* _練習問題_
「524, 791, 537)」を含む行で始まり「Text: Earnings: Earnings (213, 524, 264, 537)」を含む行で終わる部分の行を、「Revenue」を「Sales」に変えて書き直してください。それ以外はすべてそのままにしてください。

* _項目一覧_
+ + +
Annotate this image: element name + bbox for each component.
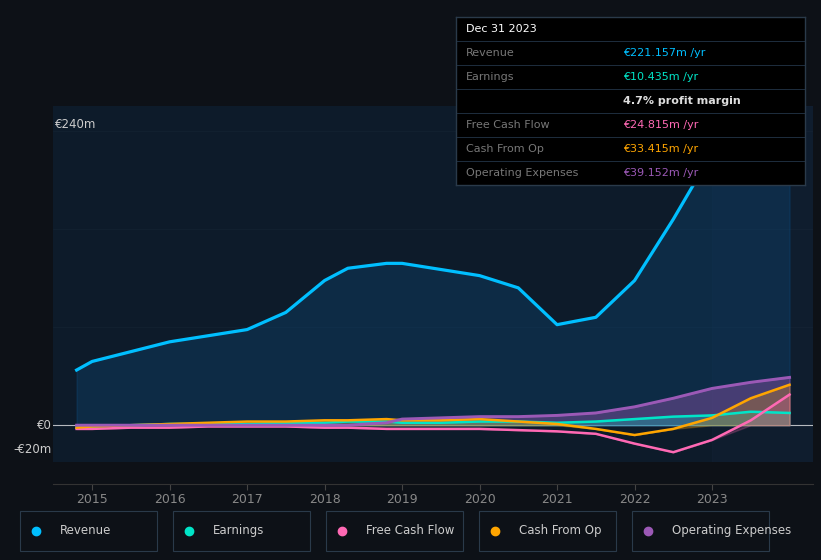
Text: Operating Expenses: Operating Expenses (672, 524, 791, 537)
Text: Cash From Op: Cash From Op (466, 144, 544, 154)
Text: €240m: €240m (55, 118, 96, 131)
Text: Free Cash Flow: Free Cash Flow (466, 120, 550, 130)
Text: €33.415m /yr: €33.415m /yr (623, 144, 699, 154)
Text: €0: €0 (37, 419, 52, 432)
Text: Operating Expenses: Operating Expenses (466, 168, 579, 178)
Text: Revenue: Revenue (466, 48, 515, 58)
Text: €24.815m /yr: €24.815m /yr (623, 120, 699, 130)
Text: Dec 31 2023: Dec 31 2023 (466, 24, 537, 34)
Text: Revenue: Revenue (60, 524, 112, 537)
Text: Free Cash Flow: Free Cash Flow (366, 524, 454, 537)
Text: 4.7% profit margin: 4.7% profit margin (623, 96, 741, 106)
Text: -€20m: -€20m (14, 443, 52, 456)
Text: €221.157m /yr: €221.157m /yr (623, 48, 705, 58)
Text: €39.152m /yr: €39.152m /yr (623, 168, 699, 178)
Bar (712, 106, 813, 462)
Text: Earnings: Earnings (466, 72, 515, 82)
Text: Cash From Op: Cash From Op (519, 524, 601, 537)
Text: Earnings: Earnings (213, 524, 264, 537)
Text: €10.435m /yr: €10.435m /yr (623, 72, 699, 82)
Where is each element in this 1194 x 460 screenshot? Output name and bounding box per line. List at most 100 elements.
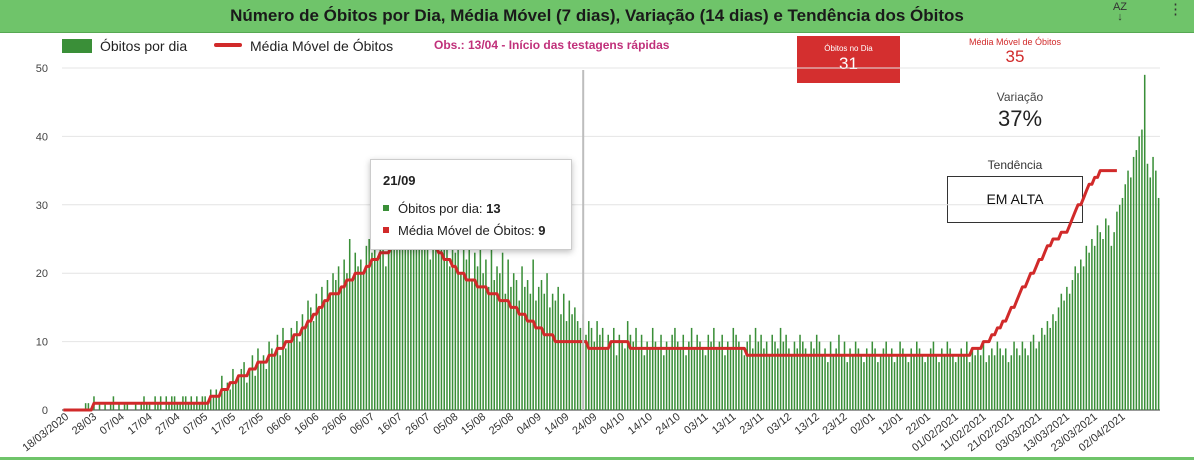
bar bbox=[726, 341, 729, 410]
bar bbox=[896, 355, 899, 410]
moving-average-line bbox=[63, 169, 1117, 412]
bar bbox=[1124, 184, 1127, 410]
bar bbox=[829, 341, 832, 410]
bar bbox=[460, 273, 462, 410]
x-tick-label: 17/04 bbox=[126, 411, 155, 437]
bar bbox=[832, 355, 835, 410]
bar bbox=[432, 225, 434, 410]
x-tick-label: 17/05 bbox=[209, 411, 238, 437]
bar bbox=[240, 368, 243, 410]
bar bbox=[1102, 239, 1104, 410]
bar bbox=[557, 286, 559, 410]
trend-value-box: EM ALTA bbox=[947, 176, 1083, 223]
bar bbox=[1116, 211, 1118, 410]
bar bbox=[646, 341, 648, 410]
bar bbox=[301, 314, 304, 410]
bar bbox=[879, 355, 882, 410]
bar bbox=[134, 403, 137, 410]
bar bbox=[601, 327, 604, 410]
bar bbox=[840, 355, 843, 410]
bar bbox=[232, 368, 234, 410]
bar bbox=[312, 321, 315, 410]
bar bbox=[676, 341, 679, 410]
moving-average-value: 35 bbox=[1005, 47, 1025, 66]
bar bbox=[193, 403, 195, 410]
az-sort-icon[interactable]: AZ ↓ bbox=[1112, 1, 1128, 23]
bar bbox=[109, 403, 112, 410]
bar bbox=[446, 218, 448, 410]
bar bbox=[590, 327, 593, 410]
tooltip-bars-label: Óbitos por dia: bbox=[398, 201, 483, 216]
tooltip-date: 21/09 bbox=[383, 173, 416, 188]
bar bbox=[807, 355, 810, 410]
bar bbox=[485, 259, 487, 410]
bar bbox=[218, 396, 220, 410]
bar bbox=[802, 341, 804, 410]
x-tick-label: 23/12 bbox=[820, 411, 849, 437]
bar bbox=[268, 341, 270, 410]
x-tick-label: 27/05 bbox=[237, 411, 266, 437]
bar bbox=[949, 348, 951, 410]
bar bbox=[843, 341, 846, 410]
bar bbox=[982, 341, 985, 410]
bar bbox=[496, 266, 498, 410]
bar bbox=[665, 341, 668, 410]
sort-icon-label: AZ bbox=[1112, 1, 1128, 13]
more-vert-icon[interactable]: ⋮ bbox=[1168, 1, 1183, 18]
x-tick-label: 06/06 bbox=[265, 411, 294, 437]
bar bbox=[1043, 334, 1046, 410]
bar bbox=[846, 362, 849, 410]
legend-swatch-bars bbox=[62, 39, 92, 53]
bar bbox=[243, 362, 245, 410]
bar bbox=[471, 280, 473, 410]
x-tick-label: 26/06 bbox=[320, 411, 349, 437]
bar bbox=[966, 341, 968, 410]
bar bbox=[1077, 273, 1079, 410]
bar bbox=[1138, 136, 1140, 410]
bar bbox=[985, 362, 988, 410]
tooltip-dot-bars bbox=[383, 205, 389, 211]
bar bbox=[104, 403, 106, 410]
bar bbox=[404, 239, 407, 410]
x-tick-label: 03/11 bbox=[682, 411, 710, 437]
bar bbox=[1071, 280, 1074, 410]
bar bbox=[371, 252, 373, 410]
legend-item-bars[interactable]: Óbitos por dia bbox=[62, 38, 187, 54]
bar bbox=[974, 355, 976, 410]
bar bbox=[418, 218, 420, 410]
bar bbox=[1049, 327, 1051, 410]
bar bbox=[885, 341, 887, 410]
bar bbox=[1027, 355, 1029, 410]
legend-label-line: Média Móvel de Óbitos bbox=[250, 38, 394, 54]
bar bbox=[118, 403, 120, 410]
bar bbox=[332, 273, 334, 410]
bar bbox=[1068, 293, 1071, 410]
bar bbox=[935, 355, 937, 410]
bar bbox=[585, 334, 587, 410]
bar bbox=[907, 362, 910, 410]
bar bbox=[824, 348, 826, 410]
bar bbox=[410, 225, 412, 410]
bar bbox=[902, 348, 904, 410]
y-tick-label: 20 bbox=[36, 268, 48, 280]
tooltip-row-bars: Óbitos por dia: 13 bbox=[383, 201, 501, 216]
bar bbox=[952, 355, 954, 410]
y-tick-label: 30 bbox=[36, 200, 48, 212]
bar bbox=[1052, 314, 1054, 410]
bar bbox=[1113, 232, 1115, 410]
bar bbox=[474, 252, 476, 410]
legend-item-line[interactable]: Média Móvel de Óbitos bbox=[214, 38, 393, 54]
bar bbox=[532, 259, 534, 410]
bar bbox=[246, 382, 248, 410]
bar bbox=[426, 211, 429, 410]
bar bbox=[988, 355, 990, 410]
bar bbox=[571, 314, 573, 410]
bar bbox=[760, 334, 762, 410]
bar bbox=[382, 218, 384, 410]
bar bbox=[954, 362, 957, 410]
bar bbox=[510, 286, 512, 410]
tooltip-bars-value: 13 bbox=[486, 201, 501, 216]
bar bbox=[98, 403, 101, 410]
bar bbox=[223, 389, 226, 410]
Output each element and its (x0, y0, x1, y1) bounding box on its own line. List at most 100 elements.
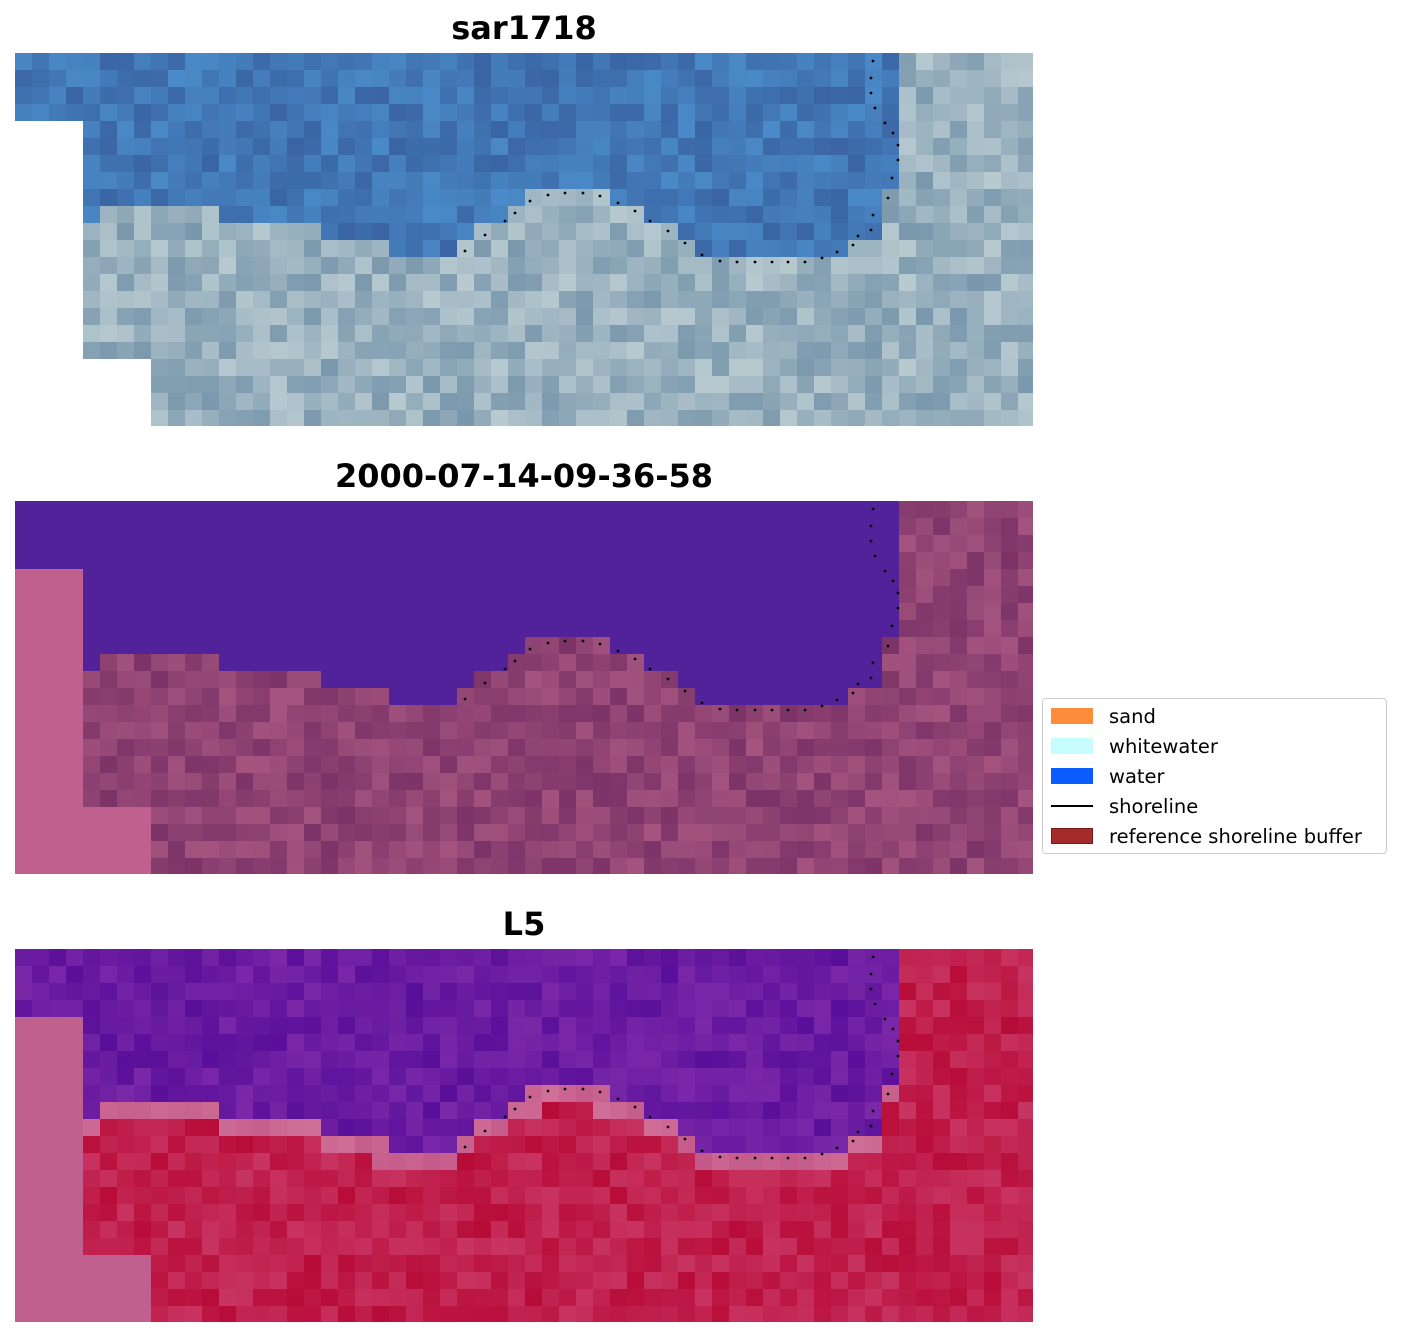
pixel-cell (355, 654, 373, 672)
pixel-cell (950, 376, 968, 394)
pixel-cell (848, 274, 866, 292)
pixel-cell (389, 104, 407, 122)
pixel-cell (355, 223, 373, 241)
pixel-cell (576, 342, 594, 360)
pixel-cell (661, 858, 679, 874)
pixel-cell (83, 637, 101, 655)
pixel-cell (780, 87, 798, 105)
pixel-cell (49, 535, 67, 553)
pixel-cell (423, 206, 441, 224)
panel-title-rgb: sar1718 (451, 9, 597, 47)
pixel-cell (950, 1136, 968, 1154)
pixel-cell (219, 1289, 237, 1307)
pixel-cell (729, 189, 747, 207)
pixel-cell (134, 70, 152, 88)
pixel-cell (780, 1000, 798, 1018)
pixel-cell (321, 308, 339, 326)
pixel-cell (491, 983, 509, 1001)
pixel-cell (933, 291, 951, 309)
pixel-cell (984, 603, 1002, 621)
pixel-cell (83, 223, 101, 241)
pixel-cell (321, 1017, 339, 1035)
pixel-cell (644, 1085, 662, 1103)
pixel-cell (882, 586, 900, 604)
pixel-cell (134, 688, 152, 706)
pixel-cell (542, 1000, 560, 1018)
pixel-cell (355, 1170, 373, 1188)
pixel-cell (593, 155, 611, 173)
pixel-cell (780, 240, 798, 258)
pixel-cell (100, 949, 118, 967)
pixel-cell (66, 1272, 84, 1290)
pixel-cell (797, 325, 815, 343)
pixel-cell (32, 637, 50, 655)
pixel-cell (457, 983, 475, 1001)
pixel-cell (967, 569, 985, 587)
pixel-cell (729, 87, 747, 105)
pixel-cell (66, 223, 84, 241)
pixel-cell (865, 705, 883, 723)
pixel-cell (678, 223, 696, 241)
pixel-cell (219, 569, 237, 587)
pixel-cell (406, 949, 424, 967)
pixel-cell (236, 1068, 254, 1086)
pixel-cell (440, 121, 458, 139)
pixel-cell (916, 257, 934, 275)
pixel-cell (117, 705, 135, 723)
pixel-cell (457, 603, 475, 621)
pixel-cell (848, 637, 866, 655)
pixel-cell (355, 257, 373, 275)
pixel-cell (440, 824, 458, 842)
pixel-cell (474, 518, 492, 536)
pixel-cell (100, 206, 118, 224)
pixel-cell (542, 87, 560, 105)
pixel-cell (474, 949, 492, 967)
pixel-cell (899, 671, 917, 689)
pixel-cell (338, 841, 356, 859)
pixel-cell (287, 257, 305, 275)
pixel-cell (610, 1034, 628, 1052)
pixel-cell (66, 807, 84, 825)
pixel-cell (1018, 1306, 1033, 1322)
pixel-cell (814, 1102, 832, 1120)
pixel-cell (304, 1034, 322, 1052)
pixel-cell (440, 1102, 458, 1120)
pixel-cell (525, 308, 543, 326)
pixel-cell (151, 291, 169, 309)
pixel-cell (746, 240, 764, 258)
pixel-cell (848, 223, 866, 241)
pixel-cell (15, 1102, 33, 1120)
pixel-cell (797, 1034, 815, 1052)
pixel-cell (66, 501, 84, 519)
pixel-cell (763, 1289, 781, 1307)
pixel-cell (117, 671, 135, 689)
pixel-cell (712, 359, 730, 377)
pixel-cell (253, 138, 271, 156)
pixel-cell (151, 790, 169, 808)
pixel-cell (355, 756, 373, 774)
pixel-cell (321, 291, 339, 309)
pixel-cell (593, 1187, 611, 1205)
pixel-cell (83, 620, 101, 638)
pixel-cell (491, 824, 509, 842)
pixel-cell (287, 393, 305, 411)
pixel-cell (66, 705, 84, 723)
pixel-cell (185, 535, 203, 553)
pixel-cell (1018, 172, 1033, 190)
pixel-cell (780, 189, 798, 207)
pixel-cell (304, 501, 322, 519)
pixel-cell (1018, 1119, 1033, 1137)
pixel-cell (440, 603, 458, 621)
pixel-cell (865, 824, 883, 842)
pixel-cell (49, 637, 67, 655)
pixel-cell (763, 773, 781, 791)
pixel-cell (593, 1306, 611, 1322)
pixel-cell (134, 359, 152, 377)
pixel-cell (15, 637, 33, 655)
pixel-cell (304, 569, 322, 587)
pixel-cell (491, 1306, 509, 1322)
pixel-cell (270, 1238, 288, 1256)
pixel-cell (117, 1017, 135, 1035)
pixel-cell (865, 1221, 883, 1239)
pixel-cell (814, 705, 832, 723)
+ + +
* _解答_
Text: Operating Expenses: Operating Expenses (672, 524, 791, 537)
Text: Cash From Op: Cash From Op (466, 144, 544, 154)
Text: €240m: €240m (55, 118, 96, 131)
Text: Free Cash Flow: Free Cash Flow (466, 120, 550, 130)
Text: €33.415m /yr: €33.415m /yr (623, 144, 699, 154)
Text: €0: €0 (37, 419, 52, 432)
Text: Operating Expenses: Operating Expenses (466, 168, 579, 178)
Text: Sales: Sales (466, 48, 515, 58)
Text: €24.815m /yr: €24.815m /yr (623, 120, 699, 130)
Text: Dec 31 2023: Dec 31 2023 (466, 24, 537, 34)
Text: Sales: Sales (60, 524, 112, 537)
Text: Free Cash Flow: Free Cash Flow (366, 524, 454, 537)
Text: 4.7% profit margin: 4.7% profit margin (623, 96, 741, 106)
Text: -€20m: -€20m (14, 443, 52, 456)
Text: €221.157m /yr: €221.157m /yr (623, 48, 705, 58)
Text: €39.152m /yr: €39.152m /yr (623, 168, 699, 178)
Bar (712, 106, 813, 462)
Text: Earnings: Earnings (466, 72, 515, 82)
Text: Cash From Op: Cash From Op (519, 524, 601, 537)
Text: Earnings: Earnings (213, 524, 264, 537)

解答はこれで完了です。